▸ WRITTEN REQUEST: Copy out every line containing the word "values".

▸ STORED ROWS:
■ ■ ■ ■ ■

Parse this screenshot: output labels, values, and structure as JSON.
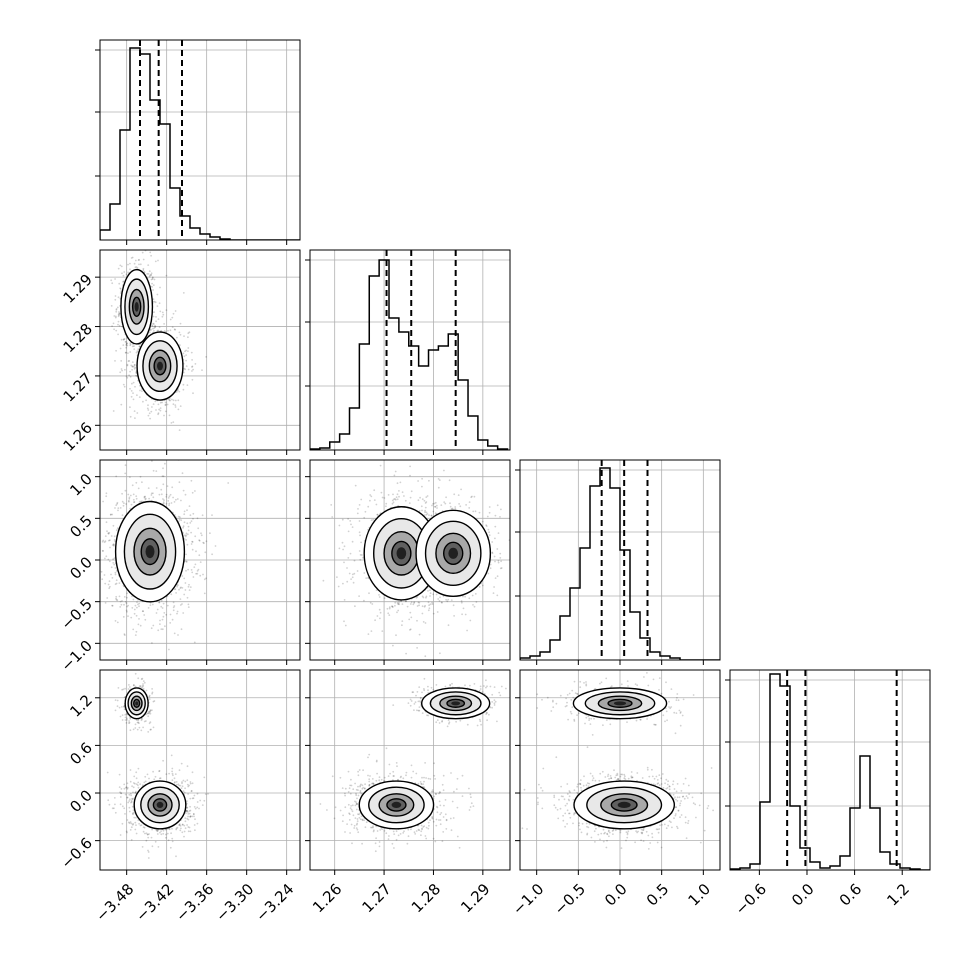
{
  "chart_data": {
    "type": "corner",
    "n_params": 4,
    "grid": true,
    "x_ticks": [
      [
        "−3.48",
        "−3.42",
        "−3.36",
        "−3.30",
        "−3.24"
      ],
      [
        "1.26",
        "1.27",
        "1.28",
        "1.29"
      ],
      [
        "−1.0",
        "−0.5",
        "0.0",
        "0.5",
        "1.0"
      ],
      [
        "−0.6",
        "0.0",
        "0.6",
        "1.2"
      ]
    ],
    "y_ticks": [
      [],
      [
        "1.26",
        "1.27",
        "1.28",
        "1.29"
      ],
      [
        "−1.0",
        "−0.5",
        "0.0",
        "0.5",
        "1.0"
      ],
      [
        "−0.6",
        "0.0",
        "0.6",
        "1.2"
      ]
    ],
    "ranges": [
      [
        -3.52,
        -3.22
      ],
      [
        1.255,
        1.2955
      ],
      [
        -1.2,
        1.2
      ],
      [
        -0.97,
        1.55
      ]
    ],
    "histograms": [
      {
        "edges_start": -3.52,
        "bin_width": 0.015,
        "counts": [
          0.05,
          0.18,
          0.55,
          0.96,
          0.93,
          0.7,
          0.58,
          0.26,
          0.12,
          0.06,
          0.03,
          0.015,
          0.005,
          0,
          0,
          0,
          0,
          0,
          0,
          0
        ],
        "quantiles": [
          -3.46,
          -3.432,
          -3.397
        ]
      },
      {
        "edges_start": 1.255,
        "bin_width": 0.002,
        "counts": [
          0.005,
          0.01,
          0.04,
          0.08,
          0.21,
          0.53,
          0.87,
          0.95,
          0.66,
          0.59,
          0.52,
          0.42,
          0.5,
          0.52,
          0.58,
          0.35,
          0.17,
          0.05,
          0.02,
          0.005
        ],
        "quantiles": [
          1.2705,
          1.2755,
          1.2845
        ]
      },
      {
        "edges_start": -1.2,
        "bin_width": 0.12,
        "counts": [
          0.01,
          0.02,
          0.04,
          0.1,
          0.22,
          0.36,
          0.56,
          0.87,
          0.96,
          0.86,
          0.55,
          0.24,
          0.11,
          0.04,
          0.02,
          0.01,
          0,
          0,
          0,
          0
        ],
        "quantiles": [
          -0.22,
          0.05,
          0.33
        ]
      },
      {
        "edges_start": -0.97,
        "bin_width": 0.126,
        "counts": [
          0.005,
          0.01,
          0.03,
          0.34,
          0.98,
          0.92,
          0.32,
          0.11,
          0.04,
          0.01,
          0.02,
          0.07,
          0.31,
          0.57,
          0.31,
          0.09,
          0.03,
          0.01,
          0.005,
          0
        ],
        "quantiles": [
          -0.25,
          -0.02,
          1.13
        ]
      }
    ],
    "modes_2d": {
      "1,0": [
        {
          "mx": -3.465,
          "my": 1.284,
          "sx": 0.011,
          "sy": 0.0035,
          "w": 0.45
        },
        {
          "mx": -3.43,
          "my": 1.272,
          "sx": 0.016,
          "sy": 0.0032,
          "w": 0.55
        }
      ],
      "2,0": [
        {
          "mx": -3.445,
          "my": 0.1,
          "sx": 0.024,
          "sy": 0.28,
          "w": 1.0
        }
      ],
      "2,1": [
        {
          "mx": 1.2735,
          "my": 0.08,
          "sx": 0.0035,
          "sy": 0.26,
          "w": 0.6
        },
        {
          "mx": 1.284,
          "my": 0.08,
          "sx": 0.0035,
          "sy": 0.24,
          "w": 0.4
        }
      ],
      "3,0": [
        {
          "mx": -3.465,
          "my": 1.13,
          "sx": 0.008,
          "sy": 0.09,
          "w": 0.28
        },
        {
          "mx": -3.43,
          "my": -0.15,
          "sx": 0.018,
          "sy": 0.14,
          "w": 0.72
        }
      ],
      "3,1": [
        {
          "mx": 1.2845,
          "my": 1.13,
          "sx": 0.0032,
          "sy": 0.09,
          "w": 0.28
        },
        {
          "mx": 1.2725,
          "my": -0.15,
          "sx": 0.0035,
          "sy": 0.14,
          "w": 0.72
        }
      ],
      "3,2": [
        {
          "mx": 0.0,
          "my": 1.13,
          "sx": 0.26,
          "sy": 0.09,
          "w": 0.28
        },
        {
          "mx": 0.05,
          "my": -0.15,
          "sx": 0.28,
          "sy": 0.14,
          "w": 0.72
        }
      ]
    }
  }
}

■ ■ ■ ■ ■

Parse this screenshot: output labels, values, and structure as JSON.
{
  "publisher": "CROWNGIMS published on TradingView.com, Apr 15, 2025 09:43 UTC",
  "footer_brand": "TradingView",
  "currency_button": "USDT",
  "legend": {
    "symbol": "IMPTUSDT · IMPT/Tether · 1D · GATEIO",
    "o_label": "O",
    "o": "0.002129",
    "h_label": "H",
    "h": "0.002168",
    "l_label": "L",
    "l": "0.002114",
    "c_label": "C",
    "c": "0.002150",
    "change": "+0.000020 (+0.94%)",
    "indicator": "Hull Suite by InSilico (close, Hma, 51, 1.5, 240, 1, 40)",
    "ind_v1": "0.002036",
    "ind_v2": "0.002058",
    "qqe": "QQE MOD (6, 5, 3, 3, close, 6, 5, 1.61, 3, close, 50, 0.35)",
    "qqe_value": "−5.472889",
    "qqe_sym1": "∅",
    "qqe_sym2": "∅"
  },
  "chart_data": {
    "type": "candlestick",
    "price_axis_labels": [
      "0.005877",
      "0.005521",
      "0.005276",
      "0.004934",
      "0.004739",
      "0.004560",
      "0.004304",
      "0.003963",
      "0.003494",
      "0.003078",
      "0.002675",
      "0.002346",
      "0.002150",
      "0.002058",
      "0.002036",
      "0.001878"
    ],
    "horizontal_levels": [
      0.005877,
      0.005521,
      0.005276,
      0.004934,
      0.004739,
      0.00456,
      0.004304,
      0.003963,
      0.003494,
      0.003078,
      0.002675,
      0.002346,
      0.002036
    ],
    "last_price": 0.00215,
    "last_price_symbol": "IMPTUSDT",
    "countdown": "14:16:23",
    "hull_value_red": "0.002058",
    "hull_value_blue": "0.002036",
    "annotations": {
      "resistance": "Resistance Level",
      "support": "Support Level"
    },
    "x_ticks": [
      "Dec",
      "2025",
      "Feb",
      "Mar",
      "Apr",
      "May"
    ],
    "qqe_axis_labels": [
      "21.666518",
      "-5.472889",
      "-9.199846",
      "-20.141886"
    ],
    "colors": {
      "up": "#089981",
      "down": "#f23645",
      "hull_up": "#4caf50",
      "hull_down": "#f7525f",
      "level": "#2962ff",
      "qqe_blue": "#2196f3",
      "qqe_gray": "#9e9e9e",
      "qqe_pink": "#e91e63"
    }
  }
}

■ ■ ■ ■ ■

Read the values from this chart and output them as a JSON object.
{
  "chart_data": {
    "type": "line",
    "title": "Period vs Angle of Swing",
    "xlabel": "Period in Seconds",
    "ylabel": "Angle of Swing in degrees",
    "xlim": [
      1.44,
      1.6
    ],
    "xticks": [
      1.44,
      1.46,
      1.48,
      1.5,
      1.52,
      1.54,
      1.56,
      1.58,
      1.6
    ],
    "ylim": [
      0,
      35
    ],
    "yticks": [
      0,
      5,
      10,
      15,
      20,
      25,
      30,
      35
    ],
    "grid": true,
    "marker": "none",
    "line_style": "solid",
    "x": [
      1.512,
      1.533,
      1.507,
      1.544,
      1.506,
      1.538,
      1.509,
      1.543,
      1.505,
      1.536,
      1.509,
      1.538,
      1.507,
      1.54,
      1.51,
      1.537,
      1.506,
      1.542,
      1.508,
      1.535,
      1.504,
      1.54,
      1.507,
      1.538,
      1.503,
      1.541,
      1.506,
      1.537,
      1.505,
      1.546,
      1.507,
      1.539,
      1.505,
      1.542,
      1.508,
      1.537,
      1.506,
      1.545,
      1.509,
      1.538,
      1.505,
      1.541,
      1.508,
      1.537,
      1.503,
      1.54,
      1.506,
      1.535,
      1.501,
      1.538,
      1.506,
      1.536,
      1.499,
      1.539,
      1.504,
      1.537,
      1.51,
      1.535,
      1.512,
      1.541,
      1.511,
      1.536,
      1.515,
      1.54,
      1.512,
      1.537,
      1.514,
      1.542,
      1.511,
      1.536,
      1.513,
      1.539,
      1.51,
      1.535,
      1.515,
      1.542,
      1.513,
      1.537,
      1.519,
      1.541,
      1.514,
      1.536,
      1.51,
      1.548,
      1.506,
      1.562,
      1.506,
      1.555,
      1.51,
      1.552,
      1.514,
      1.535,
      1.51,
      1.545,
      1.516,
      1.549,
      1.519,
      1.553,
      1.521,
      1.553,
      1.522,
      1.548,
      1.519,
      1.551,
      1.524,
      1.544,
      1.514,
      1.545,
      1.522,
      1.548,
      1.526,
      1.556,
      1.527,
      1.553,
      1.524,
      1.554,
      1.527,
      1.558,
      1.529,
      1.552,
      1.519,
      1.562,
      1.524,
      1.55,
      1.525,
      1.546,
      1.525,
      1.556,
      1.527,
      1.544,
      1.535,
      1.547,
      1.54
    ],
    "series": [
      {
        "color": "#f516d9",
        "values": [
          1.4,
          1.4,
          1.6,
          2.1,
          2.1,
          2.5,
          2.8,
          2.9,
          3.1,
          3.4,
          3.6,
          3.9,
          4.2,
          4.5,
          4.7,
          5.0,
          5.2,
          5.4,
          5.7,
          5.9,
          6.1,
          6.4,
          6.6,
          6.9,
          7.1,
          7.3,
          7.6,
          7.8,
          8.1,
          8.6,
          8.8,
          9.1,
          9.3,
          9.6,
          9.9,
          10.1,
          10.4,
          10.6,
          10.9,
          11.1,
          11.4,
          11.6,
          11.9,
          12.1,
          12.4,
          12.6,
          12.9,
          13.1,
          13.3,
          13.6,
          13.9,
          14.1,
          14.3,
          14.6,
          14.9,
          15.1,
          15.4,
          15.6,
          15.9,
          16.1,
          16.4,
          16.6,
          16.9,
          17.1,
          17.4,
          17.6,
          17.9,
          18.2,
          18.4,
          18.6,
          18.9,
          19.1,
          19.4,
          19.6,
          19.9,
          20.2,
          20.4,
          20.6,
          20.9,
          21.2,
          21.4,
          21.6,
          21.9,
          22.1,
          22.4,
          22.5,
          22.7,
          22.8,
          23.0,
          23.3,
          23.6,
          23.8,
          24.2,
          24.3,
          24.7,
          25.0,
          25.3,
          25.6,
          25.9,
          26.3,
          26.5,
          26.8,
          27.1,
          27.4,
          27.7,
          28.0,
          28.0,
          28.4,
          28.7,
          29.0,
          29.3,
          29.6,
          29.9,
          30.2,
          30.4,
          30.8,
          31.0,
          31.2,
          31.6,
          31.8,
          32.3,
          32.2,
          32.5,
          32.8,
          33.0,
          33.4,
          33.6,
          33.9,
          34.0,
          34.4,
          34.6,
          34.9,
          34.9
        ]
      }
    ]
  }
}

■ ■ ■ ■ ■

▸ TASK RESPONSE:
Parse this screenshot: output labels, values, and structure as JSON.
Parse this screenshot: output labels, values, and structure as JSON.
Read the values from this chart and output them as a JSON object.
        "values": [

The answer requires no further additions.